-- Data to use start --
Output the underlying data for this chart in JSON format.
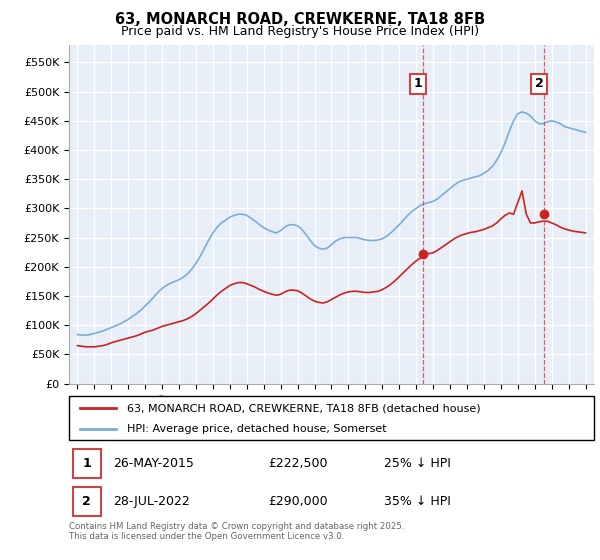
{
  "title": "63, MONARCH ROAD, CREWKERNE, TA18 8FB",
  "subtitle": "Price paid vs. HM Land Registry's House Price Index (HPI)",
  "legend_line1": "63, MONARCH ROAD, CREWKERNE, TA18 8FB (detached house)",
  "legend_line2": "HPI: Average price, detached house, Somerset",
  "transaction1_date": "26-MAY-2015",
  "transaction1_price": "£222,500",
  "transaction1_hpi": "25% ↓ HPI",
  "transaction1_year": 2015.4,
  "transaction1_value": 222500,
  "transaction2_date": "28-JUL-2022",
  "transaction2_price": "£290,000",
  "transaction2_hpi": "35% ↓ HPI",
  "transaction2_year": 2022.57,
  "transaction2_value": 290000,
  "hpi_color": "#7aaed6",
  "price_color": "#cc2222",
  "vline_color": "#cc4444",
  "background_color": "#e8eef8",
  "ylim_min": 0,
  "ylim_max": 580000,
  "yticks": [
    0,
    50000,
    100000,
    150000,
    200000,
    250000,
    300000,
    350000,
    400000,
    450000,
    500000,
    550000
  ],
  "ytick_labels": [
    "£0",
    "£50K",
    "£100K",
    "£150K",
    "£200K",
    "£250K",
    "£300K",
    "£350K",
    "£400K",
    "£450K",
    "£500K",
    "£550K"
  ],
  "xmin": 1994.5,
  "xmax": 2025.5,
  "footnote": "Contains HM Land Registry data © Crown copyright and database right 2025.\nThis data is licensed under the Open Government Licence v3.0.",
  "years_hpi": [
    1995.0,
    1995.25,
    1995.5,
    1995.75,
    1996.0,
    1996.25,
    1996.5,
    1996.75,
    1997.0,
    1997.25,
    1997.5,
    1997.75,
    1998.0,
    1998.25,
    1998.5,
    1998.75,
    1999.0,
    1999.25,
    1999.5,
    1999.75,
    2000.0,
    2000.25,
    2000.5,
    2000.75,
    2001.0,
    2001.25,
    2001.5,
    2001.75,
    2002.0,
    2002.25,
    2002.5,
    2002.75,
    2003.0,
    2003.25,
    2003.5,
    2003.75,
    2004.0,
    2004.25,
    2004.5,
    2004.75,
    2005.0,
    2005.25,
    2005.5,
    2005.75,
    2006.0,
    2006.25,
    2006.5,
    2006.75,
    2007.0,
    2007.25,
    2007.5,
    2007.75,
    2008.0,
    2008.25,
    2008.5,
    2008.75,
    2009.0,
    2009.25,
    2009.5,
    2009.75,
    2010.0,
    2010.25,
    2010.5,
    2010.75,
    2011.0,
    2011.25,
    2011.5,
    2011.75,
    2012.0,
    2012.25,
    2012.5,
    2012.75,
    2013.0,
    2013.25,
    2013.5,
    2013.75,
    2014.0,
    2014.25,
    2014.5,
    2014.75,
    2015.0,
    2015.25,
    2015.5,
    2015.75,
    2016.0,
    2016.25,
    2016.5,
    2016.75,
    2017.0,
    2017.25,
    2017.5,
    2017.75,
    2018.0,
    2018.25,
    2018.5,
    2018.75,
    2019.0,
    2019.25,
    2019.5,
    2019.75,
    2020.0,
    2020.25,
    2020.5,
    2020.75,
    2021.0,
    2021.25,
    2021.5,
    2021.75,
    2022.0,
    2022.25,
    2022.5,
    2022.75,
    2023.0,
    2023.25,
    2023.5,
    2023.75,
    2024.0,
    2024.25,
    2024.5,
    2024.75,
    2025.0
  ],
  "hpi_values": [
    84000,
    83000,
    83000,
    84000,
    86000,
    88000,
    90000,
    93000,
    96000,
    99000,
    102000,
    106000,
    110000,
    115000,
    120000,
    126000,
    133000,
    140000,
    148000,
    156000,
    163000,
    168000,
    172000,
    175000,
    178000,
    182000,
    188000,
    196000,
    206000,
    218000,
    232000,
    246000,
    258000,
    268000,
    275000,
    280000,
    285000,
    288000,
    290000,
    290000,
    288000,
    283000,
    278000,
    272000,
    267000,
    263000,
    260000,
    258000,
    262000,
    268000,
    272000,
    272000,
    270000,
    264000,
    255000,
    245000,
    236000,
    232000,
    230000,
    232000,
    238000,
    244000,
    248000,
    250000,
    250000,
    250000,
    250000,
    248000,
    246000,
    245000,
    245000,
    246000,
    248000,
    252000,
    258000,
    265000,
    272000,
    280000,
    288000,
    295000,
    300000,
    305000,
    308000,
    310000,
    312000,
    316000,
    322000,
    328000,
    334000,
    340000,
    345000,
    348000,
    350000,
    352000,
    354000,
    356000,
    360000,
    365000,
    372000,
    382000,
    395000,
    412000,
    432000,
    450000,
    462000,
    465000,
    463000,
    458000,
    450000,
    445000,
    445000,
    448000,
    450000,
    448000,
    445000,
    440000,
    438000,
    436000,
    434000,
    432000,
    430000
  ],
  "price_values": [
    65000,
    64000,
    63000,
    63000,
    63000,
    64000,
    65000,
    67000,
    70000,
    72000,
    74000,
    76000,
    78000,
    80000,
    82000,
    85000,
    88000,
    90000,
    92000,
    95000,
    98000,
    100000,
    102000,
    104000,
    106000,
    108000,
    111000,
    115000,
    120000,
    126000,
    132000,
    138000,
    145000,
    152000,
    158000,
    163000,
    168000,
    171000,
    173000,
    173000,
    171000,
    168000,
    165000,
    161000,
    158000,
    155000,
    153000,
    151000,
    153000,
    157000,
    160000,
    160000,
    159000,
    155000,
    150000,
    145000,
    141000,
    139000,
    138000,
    140000,
    144000,
    148000,
    152000,
    155000,
    157000,
    158000,
    158000,
    157000,
    156000,
    156000,
    157000,
    158000,
    161000,
    165000,
    170000,
    176000,
    183000,
    190000,
    197000,
    204000,
    210000,
    215000,
    220000,
    222500,
    224000,
    228000,
    233000,
    238000,
    243000,
    248000,
    252000,
    255000,
    257000,
    259000,
    260000,
    262000,
    264000,
    267000,
    270000,
    275000,
    282000,
    288000,
    292000,
    290000,
    310000,
    330000,
    290000,
    275000,
    275000,
    277000,
    278000,
    278000,
    275000,
    272000,
    268000,
    265000,
    263000,
    261000,
    260000,
    259000,
    258000
  ]
}
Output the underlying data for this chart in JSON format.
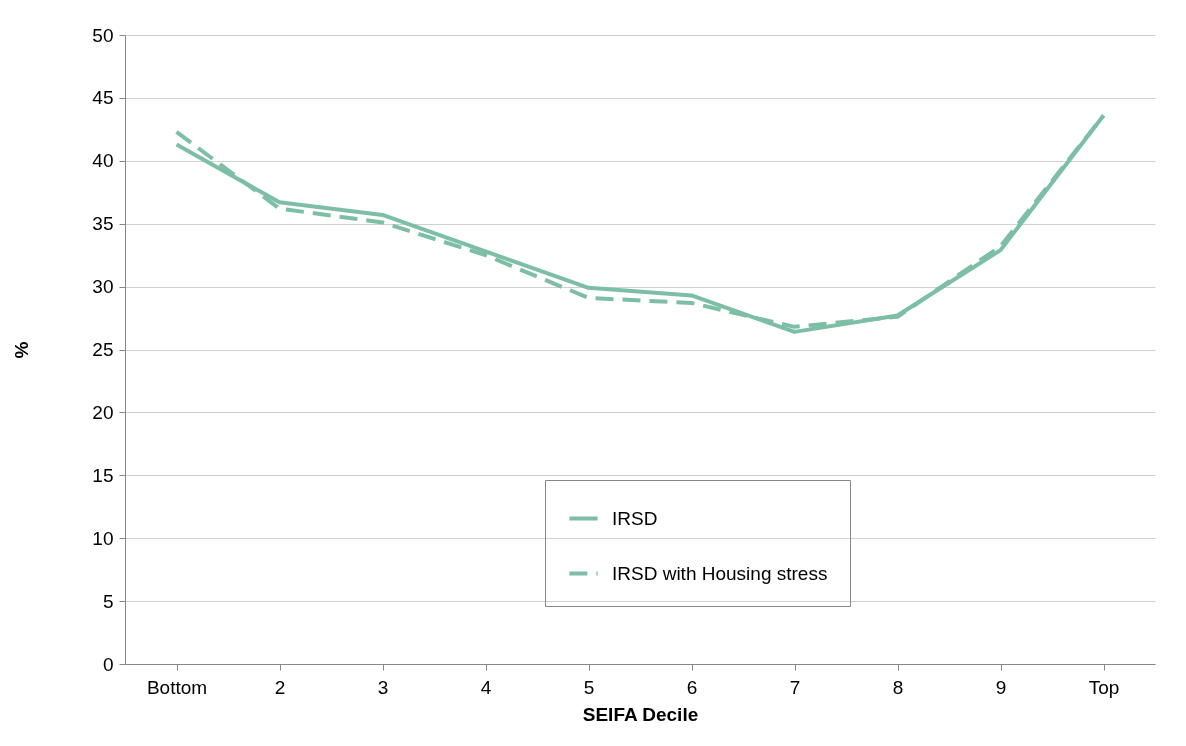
{
  "chart_data": {
    "type": "line",
    "xlabel": "SEIFA  Decile",
    "ylabel": "%",
    "categories": [
      "Bottom",
      "2",
      "3",
      "4",
      "5",
      "6",
      "7",
      "8",
      "9",
      "Top"
    ],
    "series": [
      {
        "name": "IRSD",
        "color": "#7dbfa6",
        "line_style": "solid",
        "values": [
          41.3,
          36.7,
          35.7,
          32.8,
          29.9,
          29.3,
          26.4,
          27.7,
          32.9,
          43.6
        ]
      },
      {
        "name": "IRSD with Housing stress",
        "color": "#7dbfa6",
        "line_style": "dashed",
        "values": [
          42.3,
          36.2,
          35.1,
          32.5,
          29.1,
          28.7,
          26.8,
          27.6,
          33.2,
          43.6
        ]
      }
    ],
    "ylim": [
      0,
      50
    ],
    "yticks": [
      0,
      5,
      10,
      15,
      20,
      25,
      30,
      35,
      40,
      45,
      50
    ],
    "grid": "y",
    "legend": "bottom",
    "marker": "none"
  }
}
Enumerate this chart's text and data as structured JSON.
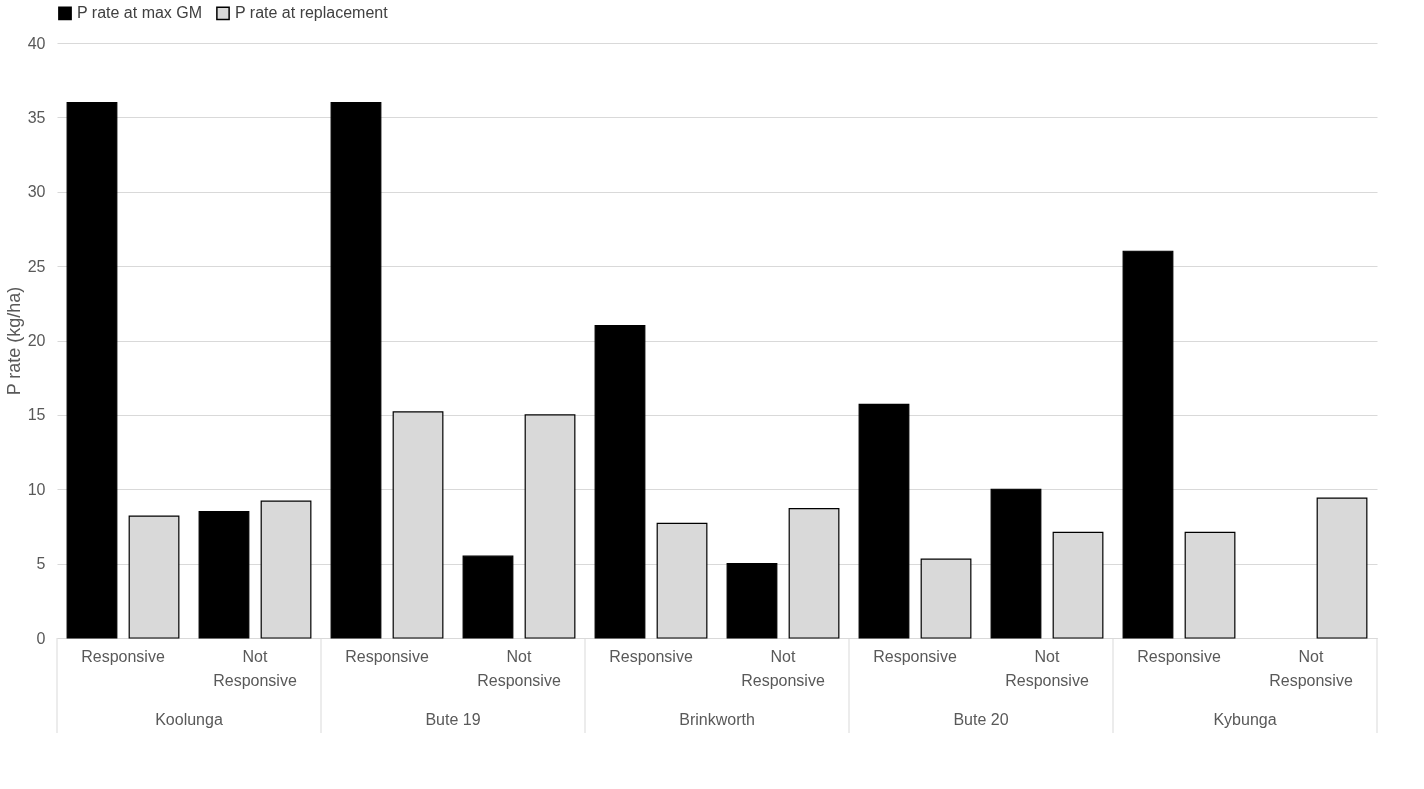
{
  "chart_data": {
    "type": "bar",
    "ylabel": "P rate (kg/ha)",
    "categories": [
      "Responsive",
      "Not Responsive",
      "Responsive",
      "Not Responsive",
      "Responsive",
      "Not Responsive",
      "Responsive",
      "Not Responsive",
      "Responsive",
      "Not Responsive"
    ],
    "annotations": [
      "Koolunga",
      "Bute 19",
      "Brinkworth",
      "Bute 20",
      "Kybunga"
    ],
    "series": [
      {
        "name": "P rate at max GM",
        "color": "#000000",
        "values": [
          36,
          8.5,
          36,
          5.5,
          21,
          5.0,
          15.7,
          10.0,
          26,
          null
        ]
      },
      {
        "name": "P rate at replacement",
        "color": "#d9d9d9",
        "values": [
          8.2,
          9.2,
          15.2,
          15.0,
          7.7,
          8.7,
          5.3,
          7.1,
          7.1,
          9.4
        ]
      }
    ],
    "ylim": [
      0,
      40
    ],
    "yticks": [
      0,
      5,
      10,
      15,
      20,
      25,
      30,
      35,
      40
    ],
    "grid": "y",
    "legend": "top"
  }
}
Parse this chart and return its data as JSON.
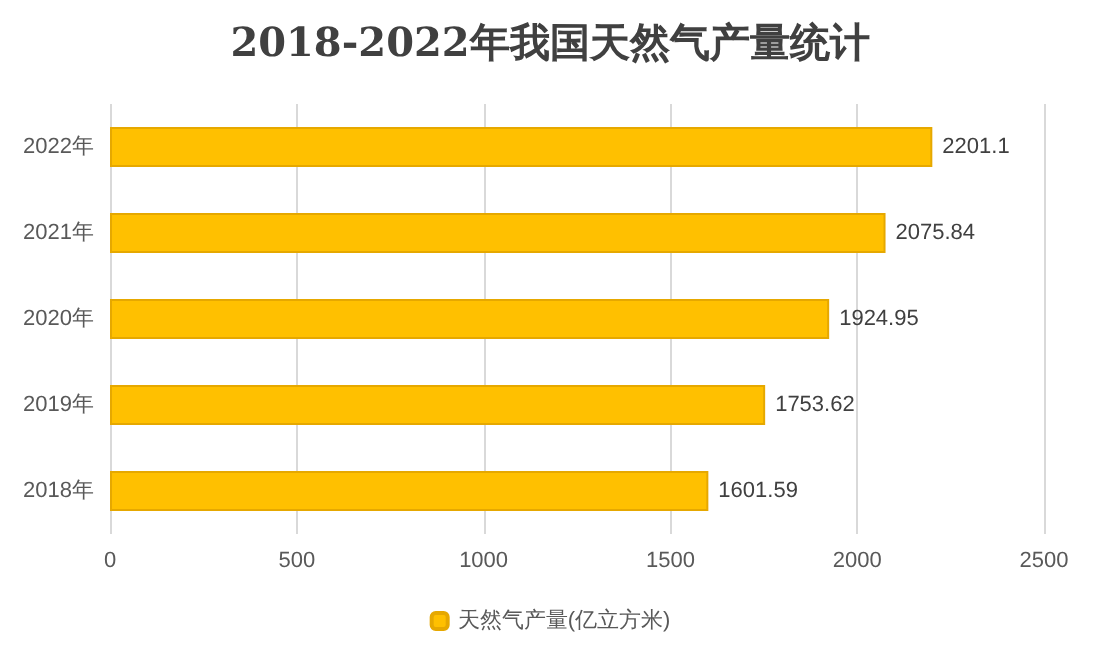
{
  "chart_data": {
    "type": "bar",
    "orientation": "horizontal",
    "title": "2018-2022年我国天然气产量统计",
    "categories": [
      "2022年",
      "2021年",
      "2020年",
      "2019年",
      "2018年"
    ],
    "series": [
      {
        "name": "天然气产量(亿立方米)",
        "color": "#ffc000",
        "values": [
          2201.1,
          2075.84,
          1924.95,
          1753.62,
          1601.59
        ]
      }
    ],
    "xlim": [
      0,
      2500
    ],
    "xticks": [
      0,
      500,
      1000,
      1500,
      2000,
      2500
    ],
    "grid": "x",
    "legend": "bottom",
    "data_labels": true
  }
}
-- Data to use end --
• Aim of the task
Check each line of these records for the string "ROAD" and state only how many lines have it.

• Answer for this exercise
2